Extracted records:
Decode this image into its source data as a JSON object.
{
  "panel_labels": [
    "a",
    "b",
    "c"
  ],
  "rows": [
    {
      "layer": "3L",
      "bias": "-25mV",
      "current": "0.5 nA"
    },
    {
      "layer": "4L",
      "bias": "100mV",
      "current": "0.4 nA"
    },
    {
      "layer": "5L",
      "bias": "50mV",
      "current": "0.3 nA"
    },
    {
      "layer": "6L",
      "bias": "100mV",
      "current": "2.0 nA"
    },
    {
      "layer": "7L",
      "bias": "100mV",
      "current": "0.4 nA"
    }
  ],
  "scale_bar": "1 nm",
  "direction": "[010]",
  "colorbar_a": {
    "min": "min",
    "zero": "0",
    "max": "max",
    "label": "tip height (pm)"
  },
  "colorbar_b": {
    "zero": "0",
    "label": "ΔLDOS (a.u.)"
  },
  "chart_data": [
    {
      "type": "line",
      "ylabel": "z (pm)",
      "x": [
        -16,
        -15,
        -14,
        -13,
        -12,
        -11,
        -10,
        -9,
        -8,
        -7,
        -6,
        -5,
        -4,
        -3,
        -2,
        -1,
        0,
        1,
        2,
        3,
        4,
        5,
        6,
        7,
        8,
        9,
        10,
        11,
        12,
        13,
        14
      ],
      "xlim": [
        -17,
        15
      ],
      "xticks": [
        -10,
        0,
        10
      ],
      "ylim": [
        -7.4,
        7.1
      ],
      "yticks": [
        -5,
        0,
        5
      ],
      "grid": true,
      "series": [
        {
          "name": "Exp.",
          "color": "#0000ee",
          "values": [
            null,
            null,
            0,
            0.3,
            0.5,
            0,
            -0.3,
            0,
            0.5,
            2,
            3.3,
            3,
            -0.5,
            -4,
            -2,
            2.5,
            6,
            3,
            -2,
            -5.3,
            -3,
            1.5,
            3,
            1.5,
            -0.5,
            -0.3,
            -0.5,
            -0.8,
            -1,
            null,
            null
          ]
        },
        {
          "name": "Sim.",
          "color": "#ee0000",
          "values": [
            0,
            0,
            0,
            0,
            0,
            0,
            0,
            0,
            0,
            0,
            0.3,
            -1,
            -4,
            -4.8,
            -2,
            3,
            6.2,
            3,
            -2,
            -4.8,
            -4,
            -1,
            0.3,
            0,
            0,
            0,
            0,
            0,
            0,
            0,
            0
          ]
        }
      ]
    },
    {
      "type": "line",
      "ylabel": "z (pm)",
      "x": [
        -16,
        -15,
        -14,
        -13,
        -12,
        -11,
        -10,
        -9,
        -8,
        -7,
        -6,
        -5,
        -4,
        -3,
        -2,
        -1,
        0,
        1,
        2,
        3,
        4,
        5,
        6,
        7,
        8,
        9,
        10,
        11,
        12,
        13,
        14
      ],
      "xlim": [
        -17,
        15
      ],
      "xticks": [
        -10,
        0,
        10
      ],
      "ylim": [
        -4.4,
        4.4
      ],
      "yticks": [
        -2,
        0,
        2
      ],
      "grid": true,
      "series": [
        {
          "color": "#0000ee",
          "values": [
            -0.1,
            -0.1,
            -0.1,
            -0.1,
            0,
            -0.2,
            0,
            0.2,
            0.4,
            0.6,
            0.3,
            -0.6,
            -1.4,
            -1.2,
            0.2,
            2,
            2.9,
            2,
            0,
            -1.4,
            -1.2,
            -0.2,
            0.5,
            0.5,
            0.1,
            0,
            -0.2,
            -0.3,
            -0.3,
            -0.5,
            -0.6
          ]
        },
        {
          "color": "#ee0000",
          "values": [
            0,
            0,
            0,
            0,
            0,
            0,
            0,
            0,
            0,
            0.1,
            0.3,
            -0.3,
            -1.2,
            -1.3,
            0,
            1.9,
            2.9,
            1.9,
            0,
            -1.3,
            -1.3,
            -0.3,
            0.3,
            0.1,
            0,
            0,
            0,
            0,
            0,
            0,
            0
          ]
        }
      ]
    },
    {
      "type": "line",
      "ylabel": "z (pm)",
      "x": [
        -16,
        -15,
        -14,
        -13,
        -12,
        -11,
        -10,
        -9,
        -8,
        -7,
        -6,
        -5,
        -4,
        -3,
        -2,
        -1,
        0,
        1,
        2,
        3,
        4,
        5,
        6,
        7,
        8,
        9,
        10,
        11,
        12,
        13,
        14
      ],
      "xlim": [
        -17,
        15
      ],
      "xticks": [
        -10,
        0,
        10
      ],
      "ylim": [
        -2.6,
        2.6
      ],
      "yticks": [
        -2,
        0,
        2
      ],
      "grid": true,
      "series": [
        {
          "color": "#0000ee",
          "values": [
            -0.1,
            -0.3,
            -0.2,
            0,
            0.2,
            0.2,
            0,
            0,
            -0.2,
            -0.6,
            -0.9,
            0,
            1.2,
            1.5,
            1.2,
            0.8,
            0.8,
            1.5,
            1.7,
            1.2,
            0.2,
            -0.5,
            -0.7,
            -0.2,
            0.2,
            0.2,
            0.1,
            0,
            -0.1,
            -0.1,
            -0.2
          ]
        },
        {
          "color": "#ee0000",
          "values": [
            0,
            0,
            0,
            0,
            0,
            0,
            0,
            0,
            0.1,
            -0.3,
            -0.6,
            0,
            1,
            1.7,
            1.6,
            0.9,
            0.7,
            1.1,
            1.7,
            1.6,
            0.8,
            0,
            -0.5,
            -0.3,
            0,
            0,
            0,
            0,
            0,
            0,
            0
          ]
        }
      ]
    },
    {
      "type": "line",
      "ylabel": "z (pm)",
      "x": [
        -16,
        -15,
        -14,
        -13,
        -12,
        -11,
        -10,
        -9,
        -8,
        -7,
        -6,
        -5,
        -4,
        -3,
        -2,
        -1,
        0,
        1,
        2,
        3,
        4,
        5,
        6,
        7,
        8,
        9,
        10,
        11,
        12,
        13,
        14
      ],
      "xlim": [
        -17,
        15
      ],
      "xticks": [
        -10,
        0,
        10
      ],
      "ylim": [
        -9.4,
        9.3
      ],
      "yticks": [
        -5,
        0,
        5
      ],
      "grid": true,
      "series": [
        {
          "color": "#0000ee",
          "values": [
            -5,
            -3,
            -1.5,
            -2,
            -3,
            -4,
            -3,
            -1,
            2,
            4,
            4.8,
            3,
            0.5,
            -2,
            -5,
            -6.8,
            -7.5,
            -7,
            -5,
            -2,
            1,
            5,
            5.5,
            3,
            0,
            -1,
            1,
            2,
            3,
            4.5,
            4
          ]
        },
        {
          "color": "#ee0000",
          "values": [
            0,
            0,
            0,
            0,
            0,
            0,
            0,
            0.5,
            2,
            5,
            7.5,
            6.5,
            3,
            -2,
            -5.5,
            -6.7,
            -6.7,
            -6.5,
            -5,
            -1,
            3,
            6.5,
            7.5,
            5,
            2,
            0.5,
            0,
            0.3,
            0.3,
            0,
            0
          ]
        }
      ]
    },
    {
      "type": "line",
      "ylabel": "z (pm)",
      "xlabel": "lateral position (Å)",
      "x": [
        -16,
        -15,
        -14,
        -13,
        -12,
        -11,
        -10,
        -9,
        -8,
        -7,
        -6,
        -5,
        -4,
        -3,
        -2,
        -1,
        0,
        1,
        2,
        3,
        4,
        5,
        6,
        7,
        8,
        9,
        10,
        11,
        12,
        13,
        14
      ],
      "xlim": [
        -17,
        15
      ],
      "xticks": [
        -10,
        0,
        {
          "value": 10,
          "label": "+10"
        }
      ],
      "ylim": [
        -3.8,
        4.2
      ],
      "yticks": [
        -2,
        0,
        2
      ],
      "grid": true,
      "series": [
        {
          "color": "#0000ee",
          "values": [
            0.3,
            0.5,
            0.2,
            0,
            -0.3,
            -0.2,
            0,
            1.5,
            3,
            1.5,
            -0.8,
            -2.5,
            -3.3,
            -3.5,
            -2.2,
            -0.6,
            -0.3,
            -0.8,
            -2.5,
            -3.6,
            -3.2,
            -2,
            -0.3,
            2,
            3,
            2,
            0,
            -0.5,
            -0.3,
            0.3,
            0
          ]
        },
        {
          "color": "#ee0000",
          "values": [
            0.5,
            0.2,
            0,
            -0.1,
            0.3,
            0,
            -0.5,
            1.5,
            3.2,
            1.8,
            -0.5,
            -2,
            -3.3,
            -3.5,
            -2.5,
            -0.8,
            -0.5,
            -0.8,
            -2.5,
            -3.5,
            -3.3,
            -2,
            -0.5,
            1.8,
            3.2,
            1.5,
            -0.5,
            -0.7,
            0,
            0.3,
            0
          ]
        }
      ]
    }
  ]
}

▸ WHAT IS ASKED:
Look through the entries above; copy each line where the string "current" appears.

▸ TASK SOLUTION:
      "current": "0.5 nA"
      "current": "0.4 nA"
      "current": "0.3 nA"
      "current": "2.0 nA"
      "current": "0.4 nA"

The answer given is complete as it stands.